Task description:
Output the data exactly, with every line intact.

Extracted data:
- - -
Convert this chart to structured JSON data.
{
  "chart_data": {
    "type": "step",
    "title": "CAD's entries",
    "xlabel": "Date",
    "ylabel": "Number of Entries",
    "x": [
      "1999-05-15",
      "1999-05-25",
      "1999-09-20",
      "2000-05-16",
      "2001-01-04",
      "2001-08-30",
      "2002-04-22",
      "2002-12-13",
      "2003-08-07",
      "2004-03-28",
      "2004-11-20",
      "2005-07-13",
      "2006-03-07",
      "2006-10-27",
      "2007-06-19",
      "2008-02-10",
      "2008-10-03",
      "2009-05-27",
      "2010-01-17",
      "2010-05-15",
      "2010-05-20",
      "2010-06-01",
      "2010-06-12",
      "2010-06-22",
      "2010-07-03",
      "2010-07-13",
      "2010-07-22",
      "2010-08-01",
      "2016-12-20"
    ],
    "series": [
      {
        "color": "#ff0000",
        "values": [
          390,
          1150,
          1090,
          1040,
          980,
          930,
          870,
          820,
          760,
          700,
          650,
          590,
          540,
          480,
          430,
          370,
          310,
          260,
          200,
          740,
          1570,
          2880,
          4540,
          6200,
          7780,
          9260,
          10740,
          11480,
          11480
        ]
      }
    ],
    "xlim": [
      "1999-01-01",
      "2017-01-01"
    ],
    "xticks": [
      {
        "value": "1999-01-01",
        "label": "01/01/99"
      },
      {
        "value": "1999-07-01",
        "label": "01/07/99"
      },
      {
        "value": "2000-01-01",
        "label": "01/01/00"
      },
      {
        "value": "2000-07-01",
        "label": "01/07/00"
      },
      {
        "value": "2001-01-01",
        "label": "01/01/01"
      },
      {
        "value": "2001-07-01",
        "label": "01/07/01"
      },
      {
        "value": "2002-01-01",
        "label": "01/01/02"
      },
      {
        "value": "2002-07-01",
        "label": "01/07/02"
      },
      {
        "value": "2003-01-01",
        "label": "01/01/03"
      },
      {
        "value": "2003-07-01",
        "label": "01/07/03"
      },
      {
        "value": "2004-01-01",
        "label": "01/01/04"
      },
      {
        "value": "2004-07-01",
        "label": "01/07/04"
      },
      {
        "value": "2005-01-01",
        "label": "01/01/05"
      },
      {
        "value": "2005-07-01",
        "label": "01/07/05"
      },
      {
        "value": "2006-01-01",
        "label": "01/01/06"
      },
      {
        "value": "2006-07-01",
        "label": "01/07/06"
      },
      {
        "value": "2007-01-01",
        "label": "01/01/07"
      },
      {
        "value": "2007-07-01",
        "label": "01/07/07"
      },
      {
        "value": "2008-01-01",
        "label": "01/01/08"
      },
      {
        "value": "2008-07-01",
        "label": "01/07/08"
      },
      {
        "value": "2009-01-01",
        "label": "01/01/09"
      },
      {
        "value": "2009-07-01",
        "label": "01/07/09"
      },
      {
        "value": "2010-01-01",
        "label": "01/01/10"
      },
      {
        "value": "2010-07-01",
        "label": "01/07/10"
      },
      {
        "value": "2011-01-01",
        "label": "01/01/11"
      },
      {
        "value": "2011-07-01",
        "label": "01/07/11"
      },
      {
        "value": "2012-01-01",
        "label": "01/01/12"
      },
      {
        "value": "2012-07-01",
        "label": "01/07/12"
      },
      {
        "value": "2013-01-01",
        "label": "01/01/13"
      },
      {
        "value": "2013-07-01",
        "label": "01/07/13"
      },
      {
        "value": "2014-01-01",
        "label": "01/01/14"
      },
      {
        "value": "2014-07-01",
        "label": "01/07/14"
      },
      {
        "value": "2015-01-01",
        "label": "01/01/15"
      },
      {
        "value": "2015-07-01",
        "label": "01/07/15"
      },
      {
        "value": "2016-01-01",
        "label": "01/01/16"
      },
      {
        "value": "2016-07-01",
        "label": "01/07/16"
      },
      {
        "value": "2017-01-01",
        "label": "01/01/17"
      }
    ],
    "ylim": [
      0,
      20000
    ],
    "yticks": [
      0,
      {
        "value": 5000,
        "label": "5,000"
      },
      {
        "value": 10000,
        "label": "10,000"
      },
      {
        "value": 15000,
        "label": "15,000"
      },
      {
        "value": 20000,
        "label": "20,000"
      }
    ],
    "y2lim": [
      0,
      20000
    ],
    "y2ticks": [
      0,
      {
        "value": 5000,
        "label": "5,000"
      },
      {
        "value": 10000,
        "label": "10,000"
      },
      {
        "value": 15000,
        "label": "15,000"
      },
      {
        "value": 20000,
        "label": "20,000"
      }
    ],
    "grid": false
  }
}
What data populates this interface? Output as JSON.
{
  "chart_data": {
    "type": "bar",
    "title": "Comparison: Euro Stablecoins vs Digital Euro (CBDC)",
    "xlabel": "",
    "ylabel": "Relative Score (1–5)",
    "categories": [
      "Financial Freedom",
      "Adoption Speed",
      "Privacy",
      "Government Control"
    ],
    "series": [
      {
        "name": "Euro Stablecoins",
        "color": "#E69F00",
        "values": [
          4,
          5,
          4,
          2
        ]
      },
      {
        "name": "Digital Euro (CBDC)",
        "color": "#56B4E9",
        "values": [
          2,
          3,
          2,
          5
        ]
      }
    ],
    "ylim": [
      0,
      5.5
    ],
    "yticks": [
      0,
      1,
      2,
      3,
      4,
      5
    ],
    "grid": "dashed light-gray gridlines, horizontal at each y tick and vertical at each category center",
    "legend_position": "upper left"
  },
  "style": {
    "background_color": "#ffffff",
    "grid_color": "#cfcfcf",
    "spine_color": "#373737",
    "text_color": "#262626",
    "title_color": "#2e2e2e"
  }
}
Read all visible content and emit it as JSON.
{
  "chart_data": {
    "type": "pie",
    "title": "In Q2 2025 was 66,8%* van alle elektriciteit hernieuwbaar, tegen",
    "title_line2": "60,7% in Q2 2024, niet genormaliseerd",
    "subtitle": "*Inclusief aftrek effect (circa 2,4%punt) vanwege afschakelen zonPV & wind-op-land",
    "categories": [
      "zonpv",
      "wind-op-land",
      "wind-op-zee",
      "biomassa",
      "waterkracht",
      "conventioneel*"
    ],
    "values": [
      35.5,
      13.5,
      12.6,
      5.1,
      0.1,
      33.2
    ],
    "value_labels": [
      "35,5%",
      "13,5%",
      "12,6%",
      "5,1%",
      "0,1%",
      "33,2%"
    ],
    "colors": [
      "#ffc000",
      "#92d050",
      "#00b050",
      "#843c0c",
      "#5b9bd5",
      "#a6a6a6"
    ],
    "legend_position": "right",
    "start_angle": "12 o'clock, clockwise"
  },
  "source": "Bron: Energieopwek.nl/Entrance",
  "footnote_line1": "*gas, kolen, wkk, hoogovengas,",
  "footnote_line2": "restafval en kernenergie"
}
- - -
Problem solution:
Convert this chart to structured JSON data.
{
  "chart_data": {
    "type": "step",
    "title": "CAD's entries",
    "xlabel": "Date",
    "ylabel": "Number of Entries",
    "x": [
      "1999-05-15",
      "1999-05-25",
      "1999-09-20",
      "2000-05-16",
      "2001-01-04",
      "2001-08-30",
      "2002-04-22",
      "2002-12-13",
      "2003-08-07",
      "2004-03-28",
      "2004-11-20",
      "2005-07-13",
      "2006-03-07",
      "2006-10-27",
      "2007-06-19",
      "2008-02-10",
      "2008-10-03",
      "2009-05-27",
      "2010-01-17",
      "2010-05-15",
      "2010-05-20",
      "2010-06-01",
      "2010-06-12",
      "2010-06-22",
      "2010-07-03",
      "2010-07-13",
      "2010-07-22",
      "2010-08-01",
      "2016-12-20"
    ],
    "series": [
      {
        "color": "#ff0000",
        "values": [
          390,
          1150,
          1090,
          1040,
          980,
          930,
          870,
          820,
          760,
          700,
          650,
          590,
          540,
          480,
          430,
          370,
          310,
          260,
          200,
          740,
          1570,
          2880,
          4540,
          6200,
          7780,
          9260,
          10740,
          11480,
          11480
        ]
      }
    ],
    "xlim": [
      "1999-01-01",
      "2017-01-01"
    ],
    "xticks": [
      {
        "value": "1999-01-01",
        "label": "01/01/99"
      },
      {
        "value": "1999-07-01",
        "label": "01/07/99"
      },
      {
        "value": "2000-01-01",
        "label": "01/01/00"
      },
      {
        "value": "2000-07-01",
        "label": "01/07/00"
      },
      {
        "value": "2001-01-01",
        "label": "01/01/01"
      },
      {
        "value": "2001-07-01",
        "label": "01/07/01"
      },
      {
        "value": "2002-01-01",
        "label": "01/01/02"
      },
      {
        "value": "2002-07-01",
        "label": "01/07/02"
      },
      {
        "value": "2003-01-01",
        "label": "01/01/03"
      },
      {
        "value": "2003-07-01",
        "label": "01/07/03"
      },
      {
        "value": "2004-01-01",
        "label": "01/01/04"
      },
      {
        "value": "2004-07-01",
        "label": "01/07/04"
      },
      {
        "value": "2005-01-01",
        "label": "01/01/05"
      },
      {
        "value": "2005-07-01",
        "label": "01/07/05"
      },
      {
        "value": "2006-01-01",
        "label": "01/01/06"
      },
      {
        "value": "2006-07-01",
        "label": "01/07/06"
      },
      {
        "value": "2007-01-01",
        "label": "01/01/07"
      },
      {
        "value": "2007-07-01",
        "label": "01/07/07"
      },
      {
        "value": "2008-01-01",
        "label": "01/01/08"
      },
      {
        "value": "2008-07-01",
        "label": "01/07/08"
      },
      {
        "value": "2009-01-01",
        "label": "01/01/09"
      },
      {
        "value": "2009-07-01",
        "label": "01/07/09"
      },
      {
        "value": "2010-01-01",
        "label": "01/01/10"
      },
      {
        "value": "2010-07-01",
        "label": "01/07/10"
      },
      {
        "value": "2011-01-01",
        "label": "01/01/11"
      },
      {
        "value": "2011-07-01",
        "label": "01/07/11"
      },
      {
        "value": "2012-01-01",
        "label": "01/01/12"
      },
      {
        "value": "2012-07-01",
        "label": "01/07/12"
      },
      {
        "value": "2013-01-01",
        "label": "01/01/13"
      },
      {
        "value": "2013-07-01",
        "label": "01/07/13"
      },
      {
        "value": "2014-01-01",
        "label": "01/01/14"
      },
      {
        "value": "2014-07-01",
        "label": "01/07/14"
      },
      {
        "value": "2015-01-01",
        "label": "01/01/15"
      },
      {
        "value": "2015-07-01",
        "label": "01/07/15"
      },
      {
        "value": "2016-01-01",
        "label": "01/01/16"
      },
      {
        "value": "2016-07-01",
        "label": "01/07/16"
      },
      {
        "value": "2017-01-01",
        "label": "01/01/17"
      }
    ],
    "ylim": [
      0,
      20000
    ],
    "yticks": [
      0,
      {
        "value": 5000,
        "label": "5,000"
      },
      {
        "value": 10000,
        "label": "10,000"
      },
      {
        "value": 15000,
        "label": "15,000"
      },
      {
        "value": 20000,
        "label": "20,000"
      }
    ],
    "y2lim": [
      0,
      20000
    ],
    "y2ticks": [
      0,
      {
        "value": 5000,
        "label": "5,000"
      },
      {
        "value": 10000,
        "label": "10,000"
      },
      {
        "value": 15000,
        "label": "15,000"
      },
      {
        "value": 20000,
        "label": "20,000"
      }
    ],
    "grid": false
  }
}
What data populates this interface? Output as JSON.
{
  "chart_data": {
    "type": "bar",
    "title": "Comparison: Euro Stablecoins vs Digital Euro (CBDC)",
    "xlabel": "",
    "ylabel": "Relative Score (1–5)",
    "categories": [
      "Financial Freedom",
      "Adoption Speed",
      "Privacy",
      "Government Control"
    ],
    "series": [
      {
        "name": "Euro Stablecoins",
        "color": "#E69F00",
        "values": [
          4,
          5,
          4,
          2
        ]
      },
      {
        "name": "Digital Euro (CBDC)",
        "color": "#56B4E9",
        "values": [
          2,
          3,
          2,
          5
        ]
      }
    ],
    "ylim": [
      0,
      5.5
    ],
    "yticks": [
      0,
      1,
      2,
      3,
      4,
      5
    ],
    "grid": "dashed light-gray gridlines, horizontal at each y tick and vertical at each category center",
    "legend_position": "upper left"
  },
  "style": {
    "background_color": "#ffffff",
    "grid_color": "#cfcfcf",
    "spine_color": "#373737",
    "text_color": "#262626",
    "title_color": "#2e2e2e"
  }
}
Read all visible content and emit it as JSON.
{
  "chart_data": {
    "type": "pie",
    "title": "In Q2 2025 was 66,8%* van alle elektriciteit hernieuwbaar, tegen",
    "title_line2": "60,7% in Q2 2024, niet genormaliseerd",
    "subtitle": "*Inclusief aftrek effect (circa 2,4%punt) vanwege afschakelen zonPV & wind-op-land",
    "categories": [
      "zonpv",
      "wind-op-land",
      "wind-op-zee",
      "biomassa",
      "waterkracht",
      "conventioneel*"
    ],
    "values": [
      35.5,
      13.5,
      12.6,
      5.1,
      0.1,
      33.2
    ],
    "value_labels": [
      "35,5%",
      "13,5%",
      "12,6%",
      "5,1%",
      "0,1%",
      "33,2%"
    ],
    "colors": [
      "#ffc000",
      "#92d050",
      "#00b050",
      "#843c0c",
      "#5b9bd5",
      "#a6a6a6"
    ],
    "legend_position": "right",
    "start_angle": "12 o'clock, clockwise"
  },
  "source": "Bron: Energieopwek.nl/Entrance",
  "footnote_line1": "*gas, kolen, wkk, hoogovengas,",
  "footnote_line2": "restafval en kernenergie"
}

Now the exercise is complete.